• TASK DETAILS: Copy each line below in which the word "Name" occurs.

• RECORDS SHOWN:

## Begin

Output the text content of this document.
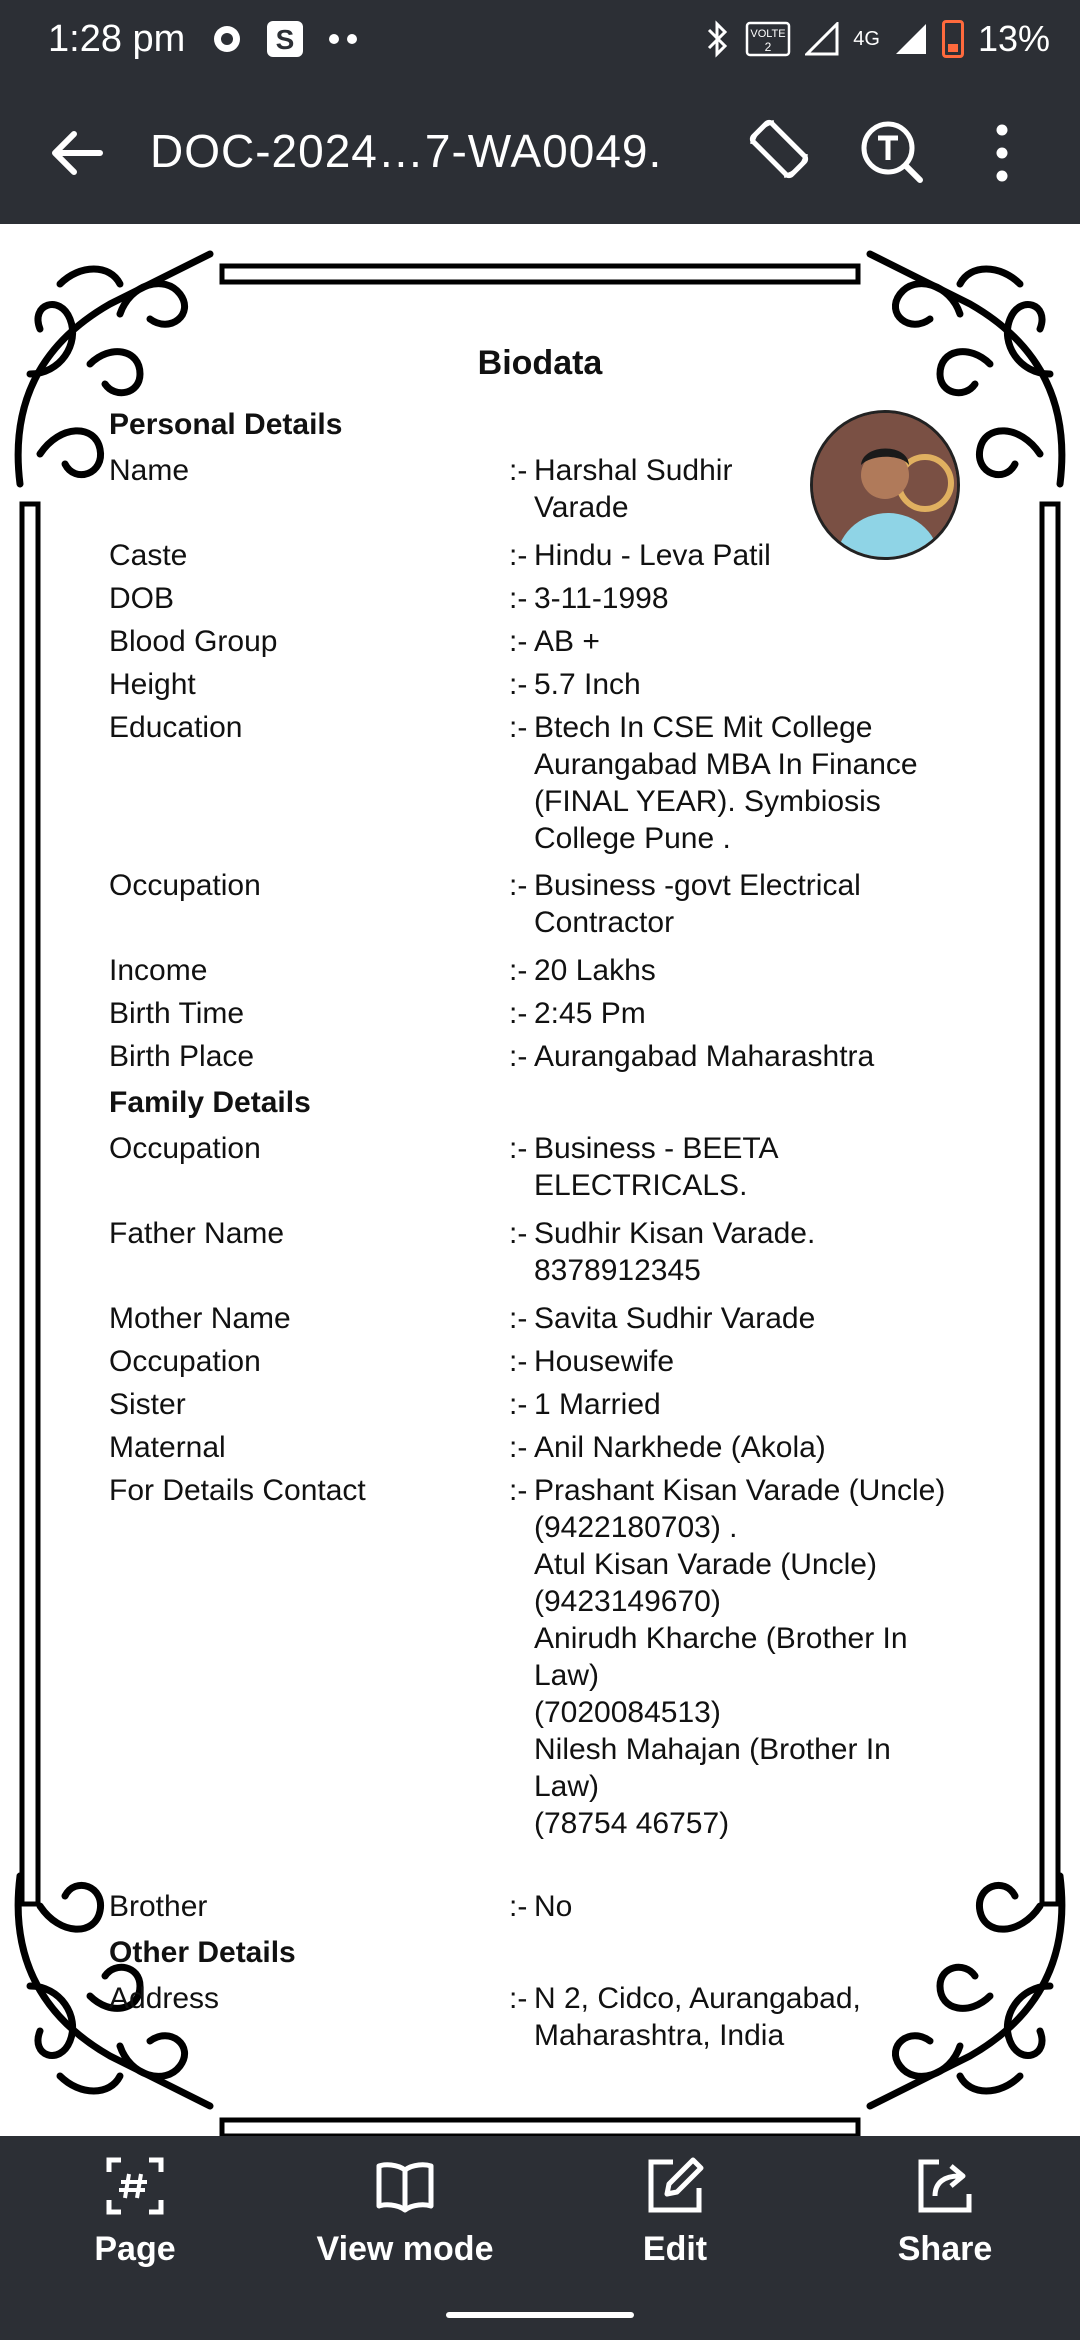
1:28 pm	S	VOLTE
2	4G	13%
DOC-2024…7-WA0049.
Biodata
Personal Details
Name	:- Harshal Sudhir
Varade
Caste	:- Hindu - Leva Patil
DOB	:- 3-11-1998
Blood Group	:- AB +
Height	:- 5.7 Inch
Education	:- Btech In CSE Mit College
Aurangabad MBA In Finance
(FINAL YEAR). Symbiosis
College Pune .
Occupation	:- Business -govt Electrical
Contractor
Income	:- 20 Lakhs
Birth Time	:- 2:45 Pm
Birth Place	:- Aurangabad Maharashtra
Family Details
Occupation	:- Business - BEETA
ELECTRICALS.
Father Name	:- Sudhir Kisan Varade.
8378912345
Mother Name	:- Savita Sudhir Varade
Occupation	:- Housewife
Sister	:- 1 Married
Maternal	:- Anil Narkhede (Akola)
For Details Contact	:- Prashant Kisan Varade (Uncle)
(9422180703) .
Atul Kisan Varade (Uncle)
(9423149670)
Anirudh Kharche (Brother In
Law)
(7020084513)
Nilesh Mahajan (Brother In
Law)
(78754 46757)
Brother	:- No
Other Details
Address	:- N 2, Cidco, Aurangabad,
Maharashtra, India
Page	View mode	Edit	Share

## End

• FINISHED TASK:
Name	:- Harshal Sudhir
Father Name	:- Sudhir Kisan Varade.
Mother Name	:- Savita Sudhir Varade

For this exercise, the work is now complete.